Problems to work on =>
A. Please reproduce the entire set of comments on the crossing signal failure word for word.
B. Convert the rows into a JSON list of strings, one string per line and blank lines omitted, starting at the first row and ending at the row that contains "bluetooth-icon[interactable] <box>2270 1422", both included. Leave out every other row.

Begin Excerpt provided

Damm. That is contrary to everything I was taught about the design of Xing signalling, Obvious testing should reveal what is wrong. The signal maintainer is in a badspot. First suspicion would be a wiring error. Do the current electronic Xing modules still use a directional relay? I wonder when this protection was installed & by whom. But why the failure to activate?
Shouldn’t engineer be aware that the flashers are not active? Portholes on side of flasher heads are visable to the engineer. I always noted them when in the cab or in a dome. But it is easy to believe that they always start and ignore them. This will be one to follow.
For this accident in Queens. Any idea who is responsible for signal maintenance ? LIRR, the freight carrier , or someone else ?. If not LIRR when did LIRR transfer responsibility ?
If over a dozen accidents why did FRA and / or NTSB investigate ? Looks like a lot of blame to go around but maybe drivers who got hit will get any charges expunged and insurance rates lowered retroactively ?
LIRR Investigations should include but not limited to crossing manufacturer, who wired, number of reported incidents, designed activation time or location, internal reporting system, activations only in island circuit, etc.
As the article says, this does raise the question of how many people who have been struck by a train have been charged with violating the crossing signals that had actually failed to activate. I have been told by authorities that it is impossible for grade crossing protection to fail to activate because it is considered to be “fail safe.”
This same type of accident happened in Chicago a few years ago. Signal maintainers had been working on the crossing. Later that night, they came back to test their work. But they tested with a train that was not properly made part of the test. I mean it was lacking the part of the test that would have the train stop short of the crossing and flag through if the test found a fault with the day’s work by the maintainers.

End Excerpt provided
Begin Recorded data

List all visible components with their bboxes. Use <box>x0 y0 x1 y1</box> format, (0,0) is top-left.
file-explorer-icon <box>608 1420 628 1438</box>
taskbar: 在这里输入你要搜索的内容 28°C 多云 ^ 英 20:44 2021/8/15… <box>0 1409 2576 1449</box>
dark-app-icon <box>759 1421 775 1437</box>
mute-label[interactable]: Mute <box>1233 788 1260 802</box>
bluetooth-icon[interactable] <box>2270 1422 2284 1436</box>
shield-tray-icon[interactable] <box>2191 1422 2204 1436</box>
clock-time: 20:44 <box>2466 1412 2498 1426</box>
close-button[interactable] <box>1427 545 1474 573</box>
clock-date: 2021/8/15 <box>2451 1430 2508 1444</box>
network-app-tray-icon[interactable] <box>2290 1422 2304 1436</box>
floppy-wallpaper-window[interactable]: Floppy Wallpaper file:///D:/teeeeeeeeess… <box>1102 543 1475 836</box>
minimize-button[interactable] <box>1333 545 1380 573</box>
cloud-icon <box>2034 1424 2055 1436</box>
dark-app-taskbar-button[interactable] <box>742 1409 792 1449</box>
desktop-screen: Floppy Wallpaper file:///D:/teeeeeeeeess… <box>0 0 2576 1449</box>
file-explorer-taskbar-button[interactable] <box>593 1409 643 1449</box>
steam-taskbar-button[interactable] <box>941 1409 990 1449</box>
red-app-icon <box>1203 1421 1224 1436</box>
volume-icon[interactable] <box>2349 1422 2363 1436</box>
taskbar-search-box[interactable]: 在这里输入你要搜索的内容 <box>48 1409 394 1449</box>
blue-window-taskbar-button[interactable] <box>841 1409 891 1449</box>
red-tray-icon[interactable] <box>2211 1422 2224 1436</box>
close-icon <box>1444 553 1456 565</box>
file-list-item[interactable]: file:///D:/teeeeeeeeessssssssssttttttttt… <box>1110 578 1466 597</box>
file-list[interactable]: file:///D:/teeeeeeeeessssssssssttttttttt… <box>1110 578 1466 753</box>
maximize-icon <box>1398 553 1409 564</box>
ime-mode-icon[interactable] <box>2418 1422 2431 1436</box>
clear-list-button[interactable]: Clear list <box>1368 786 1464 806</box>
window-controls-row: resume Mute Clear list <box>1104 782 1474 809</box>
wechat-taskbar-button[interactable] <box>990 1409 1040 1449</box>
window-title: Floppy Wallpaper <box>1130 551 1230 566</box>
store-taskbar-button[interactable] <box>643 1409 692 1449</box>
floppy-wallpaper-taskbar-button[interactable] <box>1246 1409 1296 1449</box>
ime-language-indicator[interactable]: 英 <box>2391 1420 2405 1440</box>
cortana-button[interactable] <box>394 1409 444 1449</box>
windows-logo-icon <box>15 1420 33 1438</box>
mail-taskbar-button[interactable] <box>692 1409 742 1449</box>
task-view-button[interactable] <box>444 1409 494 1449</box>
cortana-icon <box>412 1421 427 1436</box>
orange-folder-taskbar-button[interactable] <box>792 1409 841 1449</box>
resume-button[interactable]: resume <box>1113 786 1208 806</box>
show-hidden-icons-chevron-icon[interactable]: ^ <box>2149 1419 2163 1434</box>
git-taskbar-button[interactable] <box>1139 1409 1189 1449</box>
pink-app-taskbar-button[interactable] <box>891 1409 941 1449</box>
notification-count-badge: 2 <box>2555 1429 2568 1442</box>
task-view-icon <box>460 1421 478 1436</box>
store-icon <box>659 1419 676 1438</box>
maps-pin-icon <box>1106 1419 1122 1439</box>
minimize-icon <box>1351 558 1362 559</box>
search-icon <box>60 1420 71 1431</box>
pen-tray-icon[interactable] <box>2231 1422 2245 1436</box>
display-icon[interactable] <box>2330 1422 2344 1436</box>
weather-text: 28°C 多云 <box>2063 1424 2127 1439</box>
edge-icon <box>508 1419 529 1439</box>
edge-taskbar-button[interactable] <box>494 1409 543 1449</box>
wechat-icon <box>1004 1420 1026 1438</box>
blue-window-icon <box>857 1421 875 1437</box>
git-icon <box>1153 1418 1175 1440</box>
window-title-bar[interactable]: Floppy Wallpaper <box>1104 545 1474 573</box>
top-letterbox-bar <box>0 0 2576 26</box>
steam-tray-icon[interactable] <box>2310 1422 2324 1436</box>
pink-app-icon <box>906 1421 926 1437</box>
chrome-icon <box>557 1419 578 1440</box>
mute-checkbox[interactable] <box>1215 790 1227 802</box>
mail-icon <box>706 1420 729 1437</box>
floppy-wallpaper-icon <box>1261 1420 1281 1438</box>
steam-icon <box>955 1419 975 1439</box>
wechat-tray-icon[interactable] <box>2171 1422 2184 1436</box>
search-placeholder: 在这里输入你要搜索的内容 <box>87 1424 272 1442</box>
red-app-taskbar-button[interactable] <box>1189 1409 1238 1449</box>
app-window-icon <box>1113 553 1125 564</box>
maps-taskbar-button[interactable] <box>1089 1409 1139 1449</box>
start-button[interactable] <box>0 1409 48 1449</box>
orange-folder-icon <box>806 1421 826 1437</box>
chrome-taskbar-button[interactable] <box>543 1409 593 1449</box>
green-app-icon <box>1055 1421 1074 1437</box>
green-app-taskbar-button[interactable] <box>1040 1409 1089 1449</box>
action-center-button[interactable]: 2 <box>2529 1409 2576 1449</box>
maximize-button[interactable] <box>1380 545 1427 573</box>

End Recorded data

Completed exercise =>
A.
Damm. That is contrary to everything I was taught about the design of Xing signalling, Obvious testing should reveal what is wrong. The signal maintainer is in a badspot. First suspicion would be a wiring error. Do the current electronic Xing modules still use a directional relay? I wonder when this protection was installed & by whom. But why the failure to activate?
Shouldn’t engineer be aware that the flashers are not active? Portholes on side of flasher heads are visable to the engineer. I always noted them when in the cab or in a dome. But it is easy to believe that they always start and ignore them. This will be one to follow.
For this accident in Queens. Any idea who is responsible for signal maintenance ? LIRR, the freight carrier , or someone else ?. If not LIRR when did LIRR transfer responsibility ?
If over a dozen accidents why did FRA and / or NTSB investigate ? Looks like a lot of blame to go around but maybe drivers who got hit will get any charges expunged and insurance rates lowered retroactively ?
LIRR Investigations should include but not limited to crossing manufacturer, who wired, number of reported incidents, designed activation time or location, internal reporting system, activations only in island circuit, etc.
As the article says, this does raise the question of how many people who have been struck by a train have been charged with violating the crossing signals that had actually failed to activate. I have been told by authorities that it is impossible for grade crossing protection to fail to activate because it is considered to be “fail safe.”
This same type of accident happened in Chicago a few years ago. Signal maintainers had been working on the crossing. Later that night, they came back to test their work. But they tested with a train that was not properly made part of the test. I mean it was lacking the part of the test that would have the train stop short of the crossing and flag through if the test found a fault with the day’s work by the maintainers.

B.
[
  "List all visible components with their bboxes. Use <box>x0 y0 x1 y1</box> format, (0,0) is top-left.",
  "file-explorer-icon <box>608 1420 628 1438</box>",
  "taskbar: 在这里输入你要搜索的内容 28°C 多云 ^ 英 20:44 2021/8/15… <box>0 1409 2576 1449</box>",
  "dark-app-icon <box>759 1421 775 1437</box>",
  "mute-label[interactable]: Mute <box>1233 788 1260 802</box>",
  "bluetooth-icon[interactable] <box>2270 1422 2284 1436</box>"
]